José Francisco Araiza Andrade (born 4 October 1950) is a Mexican operatic tenor and lied singer who has sung as soloist in leading concert halls and in leading tenor operatic roles in the major opera houses of Europe and North America during the course of a lengthy career. Born in Mexico City, he studied singing at the Conservatorio Nacional de Música de México and later in Germany, with Mozartian tenor Richard Holm, and lieder interpretation with Erik Werba. He made his operatic debut in 1970 in Mexico City as First Prisoner in Beethoven's Fidelio. Araiza initially came to international prominence singing in Mozart and Rossini operas, but in the 1980s broadened his repertoire to include Italian and French lyric tenor roles and Wagnerian roles such as Lohengrin and Walther von Stolzing. He was made a Kammersänger of the Vienna State Opera in 1988. Now retired from the opera stage, he teaches singing and serves on the juries of several international singing competitions.

********

- Explore the material -
1 - List every operatic role named in the biography of José Araiza.
2 - Carry on the biography of José Araiza from its last sentence.

********

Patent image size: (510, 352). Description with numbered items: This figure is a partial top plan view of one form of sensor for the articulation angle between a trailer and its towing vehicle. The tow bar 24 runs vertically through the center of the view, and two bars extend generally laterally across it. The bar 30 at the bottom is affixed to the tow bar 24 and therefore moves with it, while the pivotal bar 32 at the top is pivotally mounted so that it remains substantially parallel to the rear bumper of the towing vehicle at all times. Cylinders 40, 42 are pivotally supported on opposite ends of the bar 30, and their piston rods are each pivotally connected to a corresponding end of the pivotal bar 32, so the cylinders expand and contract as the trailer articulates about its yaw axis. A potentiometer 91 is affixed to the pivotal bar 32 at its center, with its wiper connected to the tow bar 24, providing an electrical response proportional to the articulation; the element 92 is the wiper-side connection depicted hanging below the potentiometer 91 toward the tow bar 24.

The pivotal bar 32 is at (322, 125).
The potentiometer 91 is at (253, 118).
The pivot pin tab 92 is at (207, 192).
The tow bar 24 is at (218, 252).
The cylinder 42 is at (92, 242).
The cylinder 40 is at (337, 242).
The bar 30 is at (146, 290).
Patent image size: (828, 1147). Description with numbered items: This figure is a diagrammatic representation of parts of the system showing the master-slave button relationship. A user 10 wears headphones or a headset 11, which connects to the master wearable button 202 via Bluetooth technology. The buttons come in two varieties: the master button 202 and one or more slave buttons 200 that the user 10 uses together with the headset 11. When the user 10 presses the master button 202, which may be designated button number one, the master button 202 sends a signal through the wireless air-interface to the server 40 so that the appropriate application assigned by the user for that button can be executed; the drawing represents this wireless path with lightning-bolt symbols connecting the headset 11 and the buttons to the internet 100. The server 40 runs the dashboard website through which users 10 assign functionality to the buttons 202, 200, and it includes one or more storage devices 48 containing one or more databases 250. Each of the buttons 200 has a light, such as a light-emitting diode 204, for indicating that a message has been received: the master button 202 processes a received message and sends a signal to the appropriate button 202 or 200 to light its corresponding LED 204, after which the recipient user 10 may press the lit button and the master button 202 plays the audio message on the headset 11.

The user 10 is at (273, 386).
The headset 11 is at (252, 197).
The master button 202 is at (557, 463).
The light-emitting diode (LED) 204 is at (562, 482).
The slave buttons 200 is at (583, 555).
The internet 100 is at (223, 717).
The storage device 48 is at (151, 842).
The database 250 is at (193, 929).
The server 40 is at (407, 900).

********

- Answer section -
1 - First Prisoner, Lohengrin, Walther von Stolzing

2 -
==Early life and education==
Francisco Araiza was born in Mexico City on 4 October 1950, the second of José Araiza and Guadalupe Andrade's seven children. His father, also a tenor, was a church organist and a chorus master for Mexico's national opera company, Compania Nacional de Opera de Bellas Artes. Araiza's father taught him to read music and play the piano when he was a child, but he did not begin to study music formally until he was 15 when he enrolled in organ and singing classes at the Escuela Nacional de Música. He continued his singing classes while studying business administration at the National Autonomous University of Mexico where he played quarterback on the football team and sang in the university choir. He was 18 when he made his professional debut in 1969 with a recital featuring Schumann's Dichterliebe. The soprano Irma González, a prominent voice teacher at the National Conservatory of Music of Mexico in Mexico City, was in the audience. At her suggestion Araiza enrolled full-time in the conservatory. She was to become his primary voice teacher for the next four years, although he also studied the German operatic and lieder repertory with Erika Kubacsek, a Viennese singing teacher living in Mexico City at the time.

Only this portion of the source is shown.